▶ [REQUIREMENTS]:
Give the records back in full, exactly as they read.

[Part of a data file]
- - -
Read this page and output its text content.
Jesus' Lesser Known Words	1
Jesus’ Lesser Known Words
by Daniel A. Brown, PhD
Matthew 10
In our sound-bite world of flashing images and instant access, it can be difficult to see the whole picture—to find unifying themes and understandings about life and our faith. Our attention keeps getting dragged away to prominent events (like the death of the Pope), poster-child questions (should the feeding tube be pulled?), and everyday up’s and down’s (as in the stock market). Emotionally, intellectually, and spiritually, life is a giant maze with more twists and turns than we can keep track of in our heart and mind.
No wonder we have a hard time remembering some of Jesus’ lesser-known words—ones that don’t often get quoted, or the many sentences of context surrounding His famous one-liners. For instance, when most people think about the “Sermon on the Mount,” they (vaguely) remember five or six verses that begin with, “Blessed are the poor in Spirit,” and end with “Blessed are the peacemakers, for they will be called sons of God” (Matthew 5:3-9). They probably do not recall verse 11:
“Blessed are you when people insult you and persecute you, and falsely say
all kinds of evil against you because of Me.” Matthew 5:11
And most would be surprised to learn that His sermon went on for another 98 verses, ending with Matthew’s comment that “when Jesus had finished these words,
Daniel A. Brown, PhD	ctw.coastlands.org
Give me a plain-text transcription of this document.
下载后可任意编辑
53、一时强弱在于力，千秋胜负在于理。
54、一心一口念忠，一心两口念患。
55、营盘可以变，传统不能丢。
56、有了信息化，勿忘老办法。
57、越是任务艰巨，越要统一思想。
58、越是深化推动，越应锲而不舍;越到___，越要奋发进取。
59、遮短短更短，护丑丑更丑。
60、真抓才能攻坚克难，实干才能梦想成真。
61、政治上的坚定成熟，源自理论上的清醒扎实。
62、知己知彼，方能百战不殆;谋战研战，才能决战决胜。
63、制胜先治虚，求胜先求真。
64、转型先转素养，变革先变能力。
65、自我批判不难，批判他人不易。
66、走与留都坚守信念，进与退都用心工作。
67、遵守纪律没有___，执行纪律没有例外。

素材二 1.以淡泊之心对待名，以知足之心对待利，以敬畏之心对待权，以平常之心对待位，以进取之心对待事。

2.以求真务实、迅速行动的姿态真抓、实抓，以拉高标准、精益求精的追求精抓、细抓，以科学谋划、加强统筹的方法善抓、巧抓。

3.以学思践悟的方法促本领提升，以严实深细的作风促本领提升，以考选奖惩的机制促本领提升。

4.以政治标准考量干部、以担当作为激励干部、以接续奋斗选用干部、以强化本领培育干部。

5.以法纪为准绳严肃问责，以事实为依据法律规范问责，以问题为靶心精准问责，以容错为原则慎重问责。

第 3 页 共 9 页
- - -
▶ [RESULT]:
Read this page and output its text content.
Jesus' Lesser Known Words	1
Jesus’ Lesser Known Words
by Daniel A. Brown, PhD
Matthew 10
In our sound-bite world of flashing images and instant access, it can be difficult to see the whole picture—to find unifying themes and understandings about life and our faith. Our attention keeps getting dragged away to prominent events (like the death of the Pope), poster-child questions (should the feeding tube be pulled?), and everyday up’s and down’s (as in the stock market). Emotionally, intellectually, and spiritually, life is a giant maze with more twists and turns than we can keep track of in our heart and mind.
No wonder we have a hard time remembering some of Jesus’ lesser-known words—ones that don’t often get quoted, or the many sentences of context surrounding His famous one-liners. For instance, when most people think about the “Sermon on the Mount,” they (vaguely) remember five or six verses that begin with, “Blessed are the poor in Spirit,” and end with “Blessed are the peacemakers, for they will be called sons of God” (Matthew 5:3-9). They probably do not recall verse 11:
“Blessed are you when people insult you and persecute you, and falsely say
all kinds of evil against you because of Me.” Matthew 5:11
And most would be surprised to learn that His sermon went on for another 98 verses, ending with Matthew’s comment that “when Jesus had finished these words,
Daniel A. Brown, PhD	ctw.coastlands.org
Give me a plain-text transcription of this document.
下载后可任意编辑
53、一时强弱在于力，千秋胜负在于理。
54、一心一口念忠，一心两口念患。
55、营盘可以变，传统不能丢。
56、有了信息化，勿忘老办法。
57、越是任务艰巨，越要统一思想。
58、越是深化推动，越应锲而不舍;越到___，越要奋发进取。
59、遮短短更短，护丑丑更丑。
60、真抓才能攻坚克难，实干才能梦想成真。
61、政治上的坚定成熟，源自理论上的清醒扎实。
62、知己知彼，方能百战不殆;谋战研战，才能决战决胜。
63、制胜先治虚，求胜先求真。
64、转型先转素养，变革先变能力。
65、自我批判不难，批判他人不易。
66、走与留都坚守信念，进与退都用心工作。
67、遵守纪律没有___，执行纪律没有例外。

素材二 1.以淡泊之心对待名，以知足之心对待利，以敬畏之心对待权，以平常之心对待位，以进取之心对待事。

2.以求真务实、迅速行动的姿态真抓、实抓，以拉高标准、精益求精的追求精抓、细抓，以科学谋划、加强统筹的方法善抓、巧抓。

3.以学思践悟的方法促本领提升，以严实深细的作风促本领提升，以考选奖惩的机制促本领提升。

4.以政治标准考量干部、以担当作为激励干部、以接续奋斗选用干部、以强化本领培育干部。

5.以法纪为准绳严肃问责，以事实为依据法律规范问责，以问题为靶心精准问责，以容错为原则慎重问责。

第 3 页 共 9 页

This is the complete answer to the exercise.